### Exercise inputs ###

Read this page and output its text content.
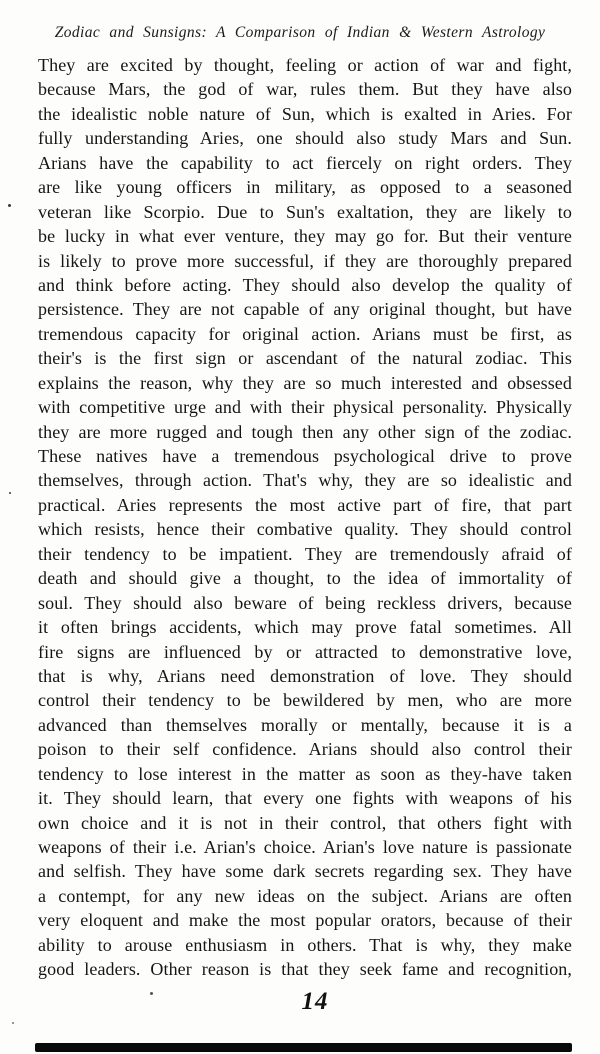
Zodiac and Sunsigns: A Comparison of Indian & Western Astrology
They are excited by thought, feeling or action of war and fight,
because Mars, the god of war, rules them. But they have also
the idealistic noble nature of Sun, which is exalted in Aries. For
fully understanding Aries, one should also study Mars and Sun.
Arians have the capability to act fiercely on right orders. They
are like young officers in military, as opposed to a seasoned
veteran like Scorpio. Due to Sun's exaltation, they are likely to
be lucky in what ever venture, they may go for. But their venture
is likely to prove more successful, if they are thoroughly prepared
and think before acting. They should also develop the quality of
persistence. They are not capable of any original thought, but have
tremendous capacity for original action. Arians must be first, as
their's is the first sign or ascendant of the natural zodiac. This
explains the reason, why they are so much interested and obsessed
with competitive urge and with their physical personality. Physically
they are more rugged and tough then any other sign of the zodiac.
These natives have a tremendous psychological drive to prove
themselves, through action. That's why, they are so idealistic and
practical. Aries represents the most active part of fire, that part
which resists, hence their combative quality. They should control
their tendency to be impatient. They are tremendously afraid of
death and should give a thought, to the idea of immortality of
soul. They should also beware of being reckless drivers, because
it often brings accidents, which may prove fatal sometimes. All
fire signs are influenced by or attracted to demonstrative love,
that is why, Arians need demonstration of love. They should
control their tendency to be bewildered by men, who are more
advanced than themselves morally or mentally, because it is a
poison to their self confidence. Arians should also control their
tendency to lose interest in the matter as soon as they-have taken
it. They should learn, that every one fights with weapons of his
own choice and it is not in their control, that others fight with
weapons of their i.e. Arian's choice. Arian's love nature is passionate
and selfish. They have some dark secrets regarding sex. They have
a contempt, for any new ideas on the subject. Arians are often
very eloquent and make the most popular orators, because of their
ability to arouse enthusiasm in others. That is why, they make
good leaders. Other reason is that they seek fame and recognition,
14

###

▶ _Set problem_: Every line above should be repeated exactly; pictures stay out of the copy.

▶ _Finished answer_:
Read this page and output its text content.
Zodiac and Sunsigns: A Comparison of Indian & Western Astrology
They are excited by thought, feeling or action of war and fight,
because Mars, the god of war, rules them. But they have also
the idealistic noble nature of Sun, which is exalted in Aries. For
fully understanding Aries, one should also study Mars and Sun.
Arians have the capability to act fiercely on right orders. They
are like young officers in military, as opposed to a seasoned
veteran like Scorpio. Due to Sun's exaltation, they are likely to
be lucky in what ever venture, they may go for. But their venture
is likely to prove more successful, if they are thoroughly prepared
and think before acting. They should also develop the quality of
persistence. They are not capable of any original thought, but have
tremendous capacity for original action. Arians must be first, as
their's is the first sign or ascendant of the natural zodiac. This
explains the reason, why they are so much interested and obsessed
with competitive urge and with their physical personality. Physically
they are more rugged and tough then any other sign of the zodiac.
These natives have a tremendous psychological drive to prove
themselves, through action. That's why, they are so idealistic and
practical. Aries represents the most active part of fire, that part
which resists, hence their combative quality. They should control
their tendency to be impatient. They are tremendously afraid of
death and should give a thought, to the idea of immortality of
soul. They should also beware of being reckless drivers, because
it often brings accidents, which may prove fatal sometimes. All
fire signs are influenced by or attracted to demonstrative love,
that is why, Arians need demonstration of love. They should
control their tendency to be bewildered by men, who are more
advanced than themselves morally or mentally, because it is a
poison to their self confidence. Arians should also control their
tendency to lose interest in the matter as soon as they-have taken
it. They should learn, that every one fights with weapons of his
own choice and it is not in their control, that others fight with
weapons of their i.e. Arian's choice. Arian's love nature is passionate
and selfish. They have some dark secrets regarding sex. They have
a contempt, for any new ideas on the subject. Arians are often
very eloquent and make the most popular orators, because of their
ability to arouse enthusiasm in others. That is why, they make
good leaders. Other reason is that they seek fame and recognition,
14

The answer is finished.